- WORK TO DO -
Can you transcribe the data exactly? Leave the pictures out.

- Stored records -
◆ ◆ ◆

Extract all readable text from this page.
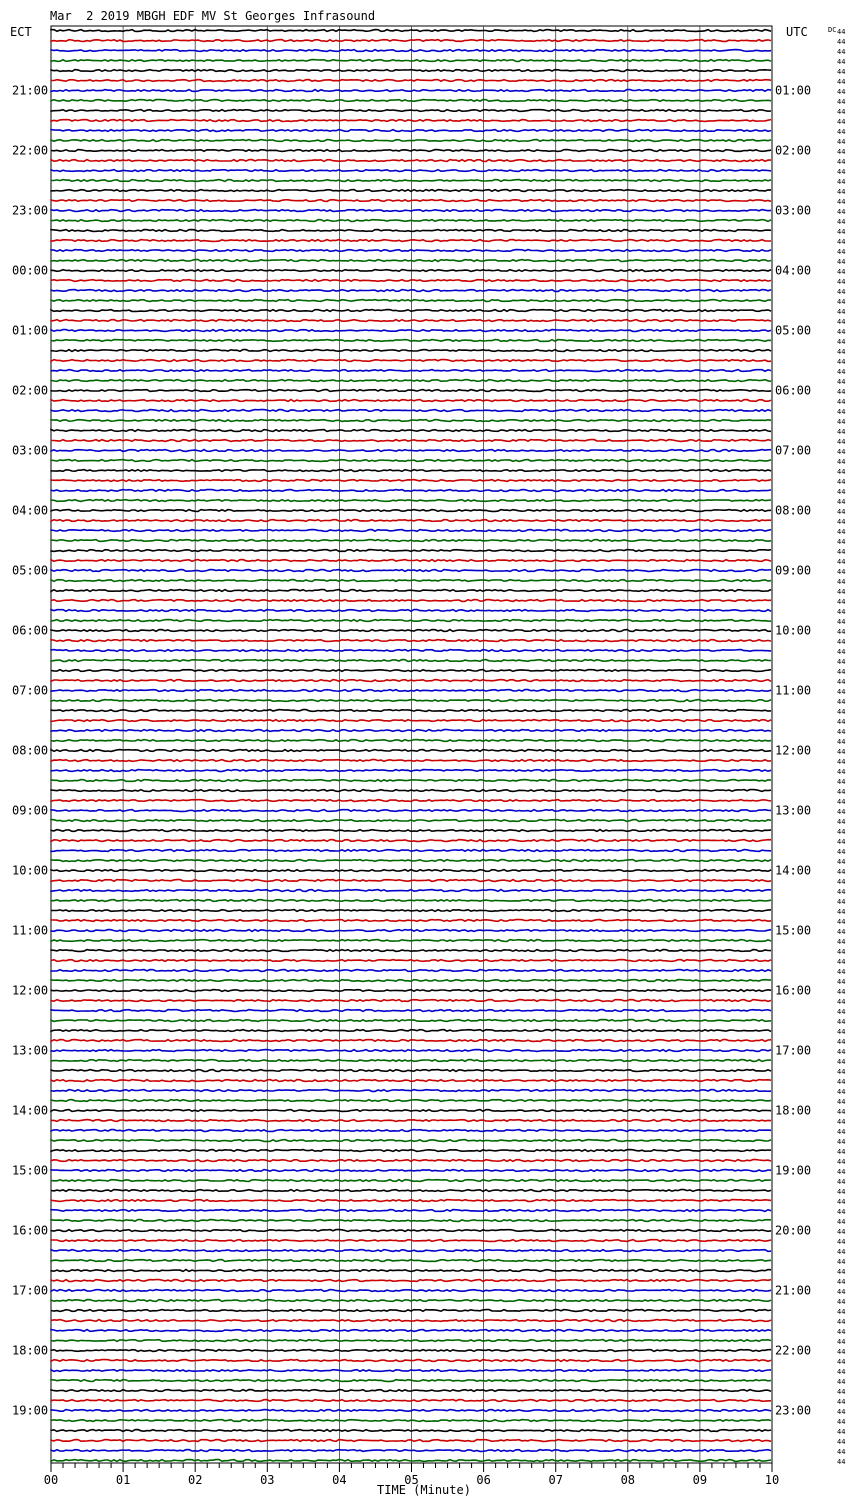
Mar  2 2019 MBGH EDF MV St Georges Infrasound
ECT	UTC	DC
TIME (Minute)
00	01	02	03	04	05	06	07	08	09	10
44
44
44
44
44
44
44
44
44
44
44
44
44
44
44
44
44
44
44
44
44
44
44
44
44
44
44
44
44
44
44
44
44
44
44
44
44
44
44
44
44
44
44
44
44
44
44
44
44
44
44
44
44
44
44
44
44
44
44
44
44
44
44
44
44
44
44
44
44
44
44
44
44
44
44
44
44
44
44
44
44
44
44
44
44
44
44
44
44
44
44
44
44
44
44
44
44
44
44
44
44
44
44
44
44
44
44
44
44
44
44
44
44
44
44
44
44
44
44
44
44
44
44
44
44
44
44
44
44
44
44
44
44
44
44
44
44
44
44
44
44
44
44
44
21:00	01:00
22:00	02:00
23:00	03:00
00:00	04:00
01:00	05:00
02:00	06:00
03:00	07:00
04:00	08:00
05:00	09:00
06:00	10:00
07:00	11:00
08:00	12:00
09:00	13:00
10:00	14:00
11:00	15:00
12:00	16:00
13:00	17:00
14:00	18:00
15:00	19:00
16:00	20:00
17:00	21:00
18:00	22:00
19:00	23:00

◆ ◆ ◆

- FINAL RESULT -
Extract all readable text from this page.
Mar  2 2019 MBGH EDF MV St Georges Infrasound
ECT	UTC	DC
TIME (Minute)
00	01	02	03	04	05	06	07	08	09	10
44
44
44
44
44
44
44
44
44
44
44
44
44
44
44
44
44
44
44
44
44
44
44
44
44
44
44
44
44
44
44
44
44
44
44
44
44
44
44
44
44
44
44
44
44
44
44
44
44
44
44
44
44
44
44
44
44
44
44
44
44
44
44
44
44
44
44
44
44
44
44
44
44
44
44
44
44
44
44
44
44
44
44
44
44
44
44
44
44
44
44
44
44
44
44
44
44
44
44
44
44
44
44
44
44
44
44
44
44
44
44
44
44
44
44
44
44
44
44
44
44
44
44
44
44
44
44
44
44
44
44
44
44
44
44
44
44
44
44
44
44
44
44
44
21:00	01:00
22:00	02:00
23:00	03:00
00:00	04:00
01:00	05:00
02:00	06:00
03:00	07:00
04:00	08:00
05:00	09:00
06:00	10:00
07:00	11:00
08:00	12:00
09:00	13:00
10:00	14:00
11:00	15:00
12:00	16:00
13:00	17:00
14:00	18:00
15:00	19:00
16:00	20:00
17:00	21:00
18:00	22:00
19:00	23:00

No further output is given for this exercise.